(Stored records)

# # # # #

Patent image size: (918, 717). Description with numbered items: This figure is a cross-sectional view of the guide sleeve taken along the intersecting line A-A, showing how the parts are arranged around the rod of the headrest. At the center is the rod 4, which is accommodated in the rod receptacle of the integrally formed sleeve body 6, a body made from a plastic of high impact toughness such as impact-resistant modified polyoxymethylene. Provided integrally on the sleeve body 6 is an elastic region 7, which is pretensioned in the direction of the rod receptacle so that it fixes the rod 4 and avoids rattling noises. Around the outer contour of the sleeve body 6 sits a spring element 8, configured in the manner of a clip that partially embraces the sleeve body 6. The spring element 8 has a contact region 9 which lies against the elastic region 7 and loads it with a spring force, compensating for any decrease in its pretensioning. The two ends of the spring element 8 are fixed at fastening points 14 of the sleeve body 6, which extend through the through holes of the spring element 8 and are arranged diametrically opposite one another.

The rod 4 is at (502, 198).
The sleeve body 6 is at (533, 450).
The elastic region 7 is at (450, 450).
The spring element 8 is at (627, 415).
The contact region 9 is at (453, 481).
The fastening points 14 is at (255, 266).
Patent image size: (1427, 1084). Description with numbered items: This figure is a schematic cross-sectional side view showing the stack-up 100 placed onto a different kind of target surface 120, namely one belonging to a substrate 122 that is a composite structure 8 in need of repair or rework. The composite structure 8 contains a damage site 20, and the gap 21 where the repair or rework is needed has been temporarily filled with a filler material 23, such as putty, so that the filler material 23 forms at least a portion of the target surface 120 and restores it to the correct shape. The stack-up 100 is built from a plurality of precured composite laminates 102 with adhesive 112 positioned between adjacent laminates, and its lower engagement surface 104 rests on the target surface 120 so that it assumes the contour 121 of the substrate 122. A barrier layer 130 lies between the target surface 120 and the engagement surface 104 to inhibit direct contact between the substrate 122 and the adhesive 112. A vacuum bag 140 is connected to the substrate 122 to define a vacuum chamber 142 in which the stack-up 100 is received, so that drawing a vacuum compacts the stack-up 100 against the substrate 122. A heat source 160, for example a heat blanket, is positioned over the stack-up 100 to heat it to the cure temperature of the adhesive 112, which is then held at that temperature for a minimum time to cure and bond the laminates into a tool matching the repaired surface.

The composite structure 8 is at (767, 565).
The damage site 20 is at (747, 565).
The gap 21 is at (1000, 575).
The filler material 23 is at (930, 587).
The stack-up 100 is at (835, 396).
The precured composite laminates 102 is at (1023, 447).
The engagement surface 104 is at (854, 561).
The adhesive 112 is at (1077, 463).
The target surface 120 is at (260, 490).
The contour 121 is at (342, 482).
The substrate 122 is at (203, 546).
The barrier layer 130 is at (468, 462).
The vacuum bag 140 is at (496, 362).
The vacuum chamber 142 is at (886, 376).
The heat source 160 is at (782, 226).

# # # # #

▶ **Your instructions**
Rewrite every line of the rows above as a single numbered list, omitting the blank lines.

▶ **The solution**
1. Patent image size: (918, 717). Description with numbered items: This figure is a cross-sectional view of the guide sleeve taken along the intersecting line A-A, showing how the parts are arranged around the rod of the headrest. At the center is the rod 4, which is accommodated in the rod receptacle of the integrally formed sleeve body 6, a body made from a plastic of high impact toughness such as impact-resistant modified polyoxymethylene. Provided integrally on the sleeve body 6 is an elastic region 7, which is pretensioned in the direction of the rod receptacle so that it fixes the rod 4 and avoids rattling noises. Around the outer contour of the sleeve body 6 sits a spring element 8, configured in the manner of a clip that partially embraces the sleeve body 6. The spring element 8 has a contact region 9 which lies against the elastic region 7 and loads it with a spring force, compensating for any decrease in its pretensioning. The two ends of the spring element 8 are fixed at fastening points 14 of the sleeve body 6, which extend through the through holes of the spring element 8 and are arranged diametrically opposite one another.
2. The rod 4 is at (502, 198).
3. The sleeve body 6 is at (533, 450).
4. The elastic region 7 is at (450, 450).
5. The spring element 8 is at (627, 415).
6. The contact region 9 is at (453, 481).
7. The fastening points 14 is at (255, 266).
8. Patent image size: (1427, 1084). Description with numbered items: This figure is a schematic cross-sectional side view showing the stack-up 100 placed onto a different kind of target surface 120, namely one belonging to a substrate 122 that is a composite structure 8 in need of repair or rework. The composite structure 8 contains a damage site 20, and the gap 21 where the repair or rework is needed has been temporarily filled with a filler material 23, such as putty, so that the filler material 23 forms at least a portion of the target surface 120 and restores it to the correct shape. The stack-up 100 is built from a plurality of precured composite laminates 102 with adhesive 112 positioned between adjacent laminates, and its lower engagement surface 104 rests on the target surface 120 so that it assumes the contour 121 of the substrate 122. A barrier layer 130 lies between the target surface 120 and the engagement surface 104 to inhibit direct contact between the substrate 122 and the adhesive 112. A vacuum bag 140 is connected to the substrate 122 to define a vacuum chamber 142 in which the stack-up 100 is received, so that drawing a vacuum compacts the stack-up 100 against the substrate 122. A heat source 160, for example a heat blanket, is positioned over the stack-up 100 to heat it to the cure temperature of the adhesive 112, which is then held at that temperature for a minimum time to cure and bond the laminates into a tool matching the repaired surface.
9. The composite structure 8 is at (767, 565).
10. The damage site 20 is at (747, 565).
11. The gap 21 is at (1000, 575).
12. The filler material 23 is at (930, 587).
13. The stack-up 100 is at (835, 396).
14. The precured composite laminates 102 is at (1023, 447).
15. The engagement surface 104 is at (854, 561).
16. The adhesive 112 is at (1077, 463).
17. The target surface 120 is at (260, 490).
18. The contour 121 is at (342, 482).
19. The substrate 122 is at (203, 546).
20. The barrier layer 130 is at (468, 462).
21. The vacuum bag 140 is at (496, 362).
22. The vacuum chamber 142 is at (886, 376).
23. The heat source 160 is at (782, 226).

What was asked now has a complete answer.